Aim of the exercise:
A single number is the answer here: the count of lines in the records below in which the word "acetylcholine" appears.

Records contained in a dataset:
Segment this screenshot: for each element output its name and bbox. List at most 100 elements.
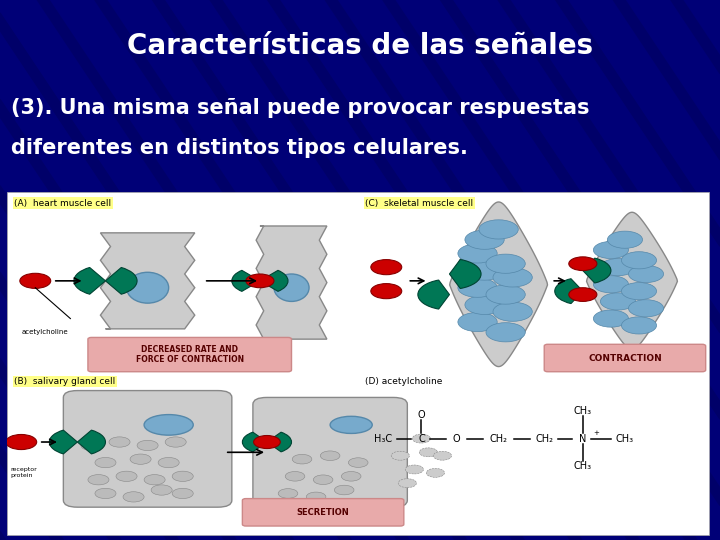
Text: CH₃: CH₃ bbox=[574, 461, 592, 471]
Circle shape bbox=[458, 278, 498, 298]
FancyBboxPatch shape bbox=[544, 345, 706, 372]
Circle shape bbox=[405, 465, 423, 474]
Text: C: C bbox=[418, 434, 425, 443]
Text: acetylcholine: acetylcholine bbox=[22, 329, 68, 335]
Circle shape bbox=[334, 485, 354, 495]
Circle shape bbox=[6, 435, 37, 450]
Circle shape bbox=[292, 454, 312, 464]
Circle shape bbox=[621, 282, 657, 300]
Bar bbox=[7, 192, 709, 535]
Wedge shape bbox=[78, 430, 106, 454]
Text: SECRETION: SECRETION bbox=[297, 508, 349, 517]
Circle shape bbox=[144, 475, 165, 485]
Circle shape bbox=[123, 492, 144, 502]
Circle shape bbox=[341, 471, 361, 481]
Circle shape bbox=[246, 274, 274, 288]
Polygon shape bbox=[100, 233, 195, 329]
Polygon shape bbox=[256, 226, 327, 339]
Circle shape bbox=[116, 471, 137, 482]
Wedge shape bbox=[232, 271, 260, 292]
FancyBboxPatch shape bbox=[253, 397, 408, 507]
Circle shape bbox=[165, 437, 186, 447]
Wedge shape bbox=[260, 271, 288, 292]
Text: (3). Una misma señal puede provocar respuestas: (3). Una misma señal puede provocar resp… bbox=[11, 98, 589, 118]
Circle shape bbox=[253, 435, 280, 449]
Text: (B)  salivary gland cell: (B) salivary gland cell bbox=[14, 377, 115, 386]
Wedge shape bbox=[449, 260, 481, 288]
Circle shape bbox=[398, 478, 416, 488]
Text: CH₃: CH₃ bbox=[574, 406, 592, 416]
Wedge shape bbox=[555, 279, 583, 303]
Wedge shape bbox=[50, 430, 78, 454]
Circle shape bbox=[629, 266, 664, 282]
Circle shape bbox=[465, 295, 504, 314]
Wedge shape bbox=[267, 432, 292, 452]
Ellipse shape bbox=[330, 416, 372, 434]
Text: CH₃: CH₃ bbox=[616, 434, 634, 443]
Text: (C)  skeletal muscle cell: (C) skeletal muscle cell bbox=[365, 199, 473, 207]
Circle shape bbox=[621, 252, 657, 269]
Text: CONTRACTION: CONTRACTION bbox=[588, 354, 662, 362]
Circle shape bbox=[426, 468, 444, 477]
Text: diferentes en distintos tipos celulares.: diferentes en distintos tipos celulares. bbox=[11, 138, 468, 159]
Circle shape bbox=[278, 489, 298, 498]
Circle shape bbox=[172, 488, 193, 498]
Text: +: + bbox=[593, 430, 599, 436]
Circle shape bbox=[158, 457, 179, 468]
Text: CH₂: CH₂ bbox=[535, 434, 553, 443]
Circle shape bbox=[465, 261, 504, 280]
Wedge shape bbox=[106, 267, 137, 294]
FancyBboxPatch shape bbox=[88, 338, 292, 372]
Circle shape bbox=[313, 475, 333, 484]
Circle shape bbox=[172, 471, 193, 482]
Circle shape bbox=[593, 276, 629, 293]
Circle shape bbox=[458, 313, 498, 332]
Circle shape bbox=[88, 475, 109, 485]
FancyBboxPatch shape bbox=[243, 498, 404, 526]
Circle shape bbox=[20, 273, 50, 288]
FancyBboxPatch shape bbox=[63, 390, 232, 507]
Text: O: O bbox=[453, 434, 460, 443]
Circle shape bbox=[629, 300, 664, 317]
Circle shape bbox=[320, 451, 340, 461]
Text: H₃C: H₃C bbox=[374, 434, 392, 443]
Circle shape bbox=[348, 458, 368, 468]
Text: (D) acetylcholine: (D) acetylcholine bbox=[365, 377, 443, 386]
Circle shape bbox=[419, 448, 438, 457]
Text: N: N bbox=[579, 434, 587, 443]
Circle shape bbox=[95, 488, 116, 498]
Text: DECREASED RATE AND
FORCE OF CONTRACTION: DECREASED RATE AND FORCE OF CONTRACTION bbox=[135, 345, 244, 364]
Circle shape bbox=[486, 254, 526, 273]
Circle shape bbox=[600, 293, 636, 310]
Wedge shape bbox=[74, 267, 106, 294]
Circle shape bbox=[458, 244, 498, 263]
Circle shape bbox=[371, 260, 402, 275]
Ellipse shape bbox=[127, 272, 168, 303]
Circle shape bbox=[593, 310, 629, 327]
Text: receptor
protein: receptor protein bbox=[11, 468, 37, 478]
Circle shape bbox=[285, 471, 305, 481]
Wedge shape bbox=[418, 280, 449, 309]
Circle shape bbox=[109, 437, 130, 447]
Circle shape bbox=[493, 268, 532, 287]
Text: (A)  heart muscle cell: (A) heart muscle cell bbox=[14, 199, 112, 207]
Circle shape bbox=[600, 259, 636, 276]
Circle shape bbox=[95, 457, 116, 468]
Text: O: O bbox=[418, 409, 426, 420]
Wedge shape bbox=[583, 258, 611, 283]
Circle shape bbox=[391, 451, 410, 460]
Polygon shape bbox=[450, 202, 547, 367]
Text: Características de las señales: Características de las señales bbox=[127, 32, 593, 60]
Circle shape bbox=[371, 284, 402, 299]
Circle shape bbox=[486, 323, 526, 342]
Circle shape bbox=[151, 485, 172, 495]
Circle shape bbox=[306, 492, 326, 502]
Circle shape bbox=[413, 434, 431, 443]
Wedge shape bbox=[243, 432, 267, 452]
Circle shape bbox=[479, 220, 518, 239]
Circle shape bbox=[493, 302, 532, 321]
Circle shape bbox=[486, 285, 526, 304]
Ellipse shape bbox=[274, 274, 309, 301]
Circle shape bbox=[593, 241, 629, 259]
Polygon shape bbox=[587, 212, 678, 349]
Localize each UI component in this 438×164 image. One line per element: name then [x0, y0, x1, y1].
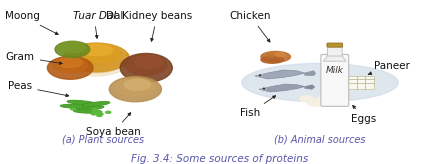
- FancyBboxPatch shape: [348, 76, 374, 89]
- Ellipse shape: [307, 100, 322, 106]
- Ellipse shape: [62, 105, 88, 107]
- Ellipse shape: [261, 51, 290, 62]
- Ellipse shape: [116, 78, 155, 96]
- Ellipse shape: [91, 55, 93, 56]
- Text: (a) Plant sources: (a) Plant sources: [62, 135, 144, 144]
- Text: Eggs: Eggs: [351, 105, 376, 124]
- Ellipse shape: [120, 53, 172, 82]
- Ellipse shape: [324, 100, 339, 106]
- Ellipse shape: [93, 63, 96, 64]
- Text: Tuar Dal: Tuar Dal: [73, 11, 116, 38]
- Ellipse shape: [74, 110, 100, 113]
- Text: Fig. 3.4: Some sources of proteins: Fig. 3.4: Some sources of proteins: [131, 154, 309, 164]
- Ellipse shape: [112, 59, 114, 60]
- Ellipse shape: [63, 43, 130, 76]
- Ellipse shape: [86, 56, 88, 58]
- Ellipse shape: [85, 56, 87, 57]
- Ellipse shape: [110, 77, 162, 102]
- Ellipse shape: [322, 93, 337, 100]
- Ellipse shape: [53, 57, 88, 73]
- Ellipse shape: [106, 110, 112, 112]
- Ellipse shape: [83, 107, 88, 109]
- Ellipse shape: [242, 63, 398, 102]
- Ellipse shape: [67, 45, 126, 73]
- Ellipse shape: [90, 108, 95, 110]
- Ellipse shape: [75, 47, 118, 68]
- FancyBboxPatch shape: [321, 54, 349, 106]
- Ellipse shape: [58, 58, 82, 67]
- Ellipse shape: [90, 112, 95, 114]
- Ellipse shape: [266, 54, 274, 57]
- Ellipse shape: [89, 57, 92, 58]
- Ellipse shape: [117, 56, 119, 57]
- Ellipse shape: [76, 106, 104, 110]
- Text: Kidney beans: Kidney beans: [122, 11, 192, 41]
- Polygon shape: [259, 84, 305, 92]
- Ellipse shape: [67, 101, 95, 104]
- Ellipse shape: [83, 50, 110, 62]
- Ellipse shape: [275, 52, 286, 57]
- Ellipse shape: [59, 42, 85, 53]
- Text: (b) Animal sources: (b) Animal sources: [274, 135, 366, 144]
- Ellipse shape: [83, 102, 110, 106]
- Text: Paneer: Paneer: [368, 61, 410, 74]
- Ellipse shape: [64, 43, 129, 72]
- FancyBboxPatch shape: [327, 43, 343, 47]
- Ellipse shape: [72, 43, 120, 63]
- Text: Fish: Fish: [240, 96, 276, 118]
- Ellipse shape: [261, 56, 283, 63]
- Text: Moong: Moong: [5, 11, 58, 34]
- Ellipse shape: [77, 113, 82, 115]
- Ellipse shape: [88, 51, 90, 52]
- Ellipse shape: [68, 115, 74, 117]
- Polygon shape: [305, 71, 316, 76]
- Ellipse shape: [107, 111, 112, 113]
- Ellipse shape: [95, 54, 98, 56]
- Ellipse shape: [69, 59, 72, 61]
- Text: Dal: Dal: [106, 11, 124, 21]
- Ellipse shape: [68, 101, 94, 104]
- Text: Chicken: Chicken: [230, 11, 271, 42]
- Ellipse shape: [60, 104, 88, 108]
- Ellipse shape: [94, 109, 99, 111]
- Text: Gram: Gram: [6, 52, 62, 64]
- Ellipse shape: [79, 48, 114, 65]
- Ellipse shape: [134, 55, 162, 69]
- Text: Milk: Milk: [325, 66, 343, 75]
- Ellipse shape: [331, 97, 346, 103]
- Ellipse shape: [259, 75, 261, 76]
- Ellipse shape: [55, 41, 90, 58]
- Polygon shape: [305, 85, 315, 89]
- Ellipse shape: [316, 96, 330, 103]
- Text: Peas: Peas: [8, 81, 69, 97]
- Ellipse shape: [94, 55, 96, 56]
- Ellipse shape: [128, 57, 131, 59]
- Ellipse shape: [74, 110, 102, 113]
- Ellipse shape: [68, 106, 74, 108]
- Ellipse shape: [126, 55, 167, 75]
- Ellipse shape: [84, 102, 109, 106]
- Ellipse shape: [107, 115, 112, 117]
- Ellipse shape: [77, 106, 102, 109]
- Ellipse shape: [124, 79, 151, 90]
- Ellipse shape: [103, 59, 106, 61]
- Ellipse shape: [299, 96, 314, 102]
- Polygon shape: [324, 55, 346, 61]
- Ellipse shape: [91, 62, 94, 63]
- Ellipse shape: [258, 75, 262, 76]
- Text: Soya bean: Soya bean: [86, 113, 141, 137]
- Polygon shape: [255, 70, 305, 79]
- Ellipse shape: [71, 46, 122, 71]
- FancyBboxPatch shape: [327, 45, 342, 56]
- Ellipse shape: [262, 88, 266, 89]
- Ellipse shape: [80, 45, 113, 56]
- Ellipse shape: [122, 55, 124, 57]
- Ellipse shape: [263, 88, 265, 89]
- Ellipse shape: [129, 54, 132, 55]
- Ellipse shape: [75, 60, 78, 61]
- Ellipse shape: [47, 56, 93, 79]
- Ellipse shape: [81, 56, 84, 58]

Reply:
2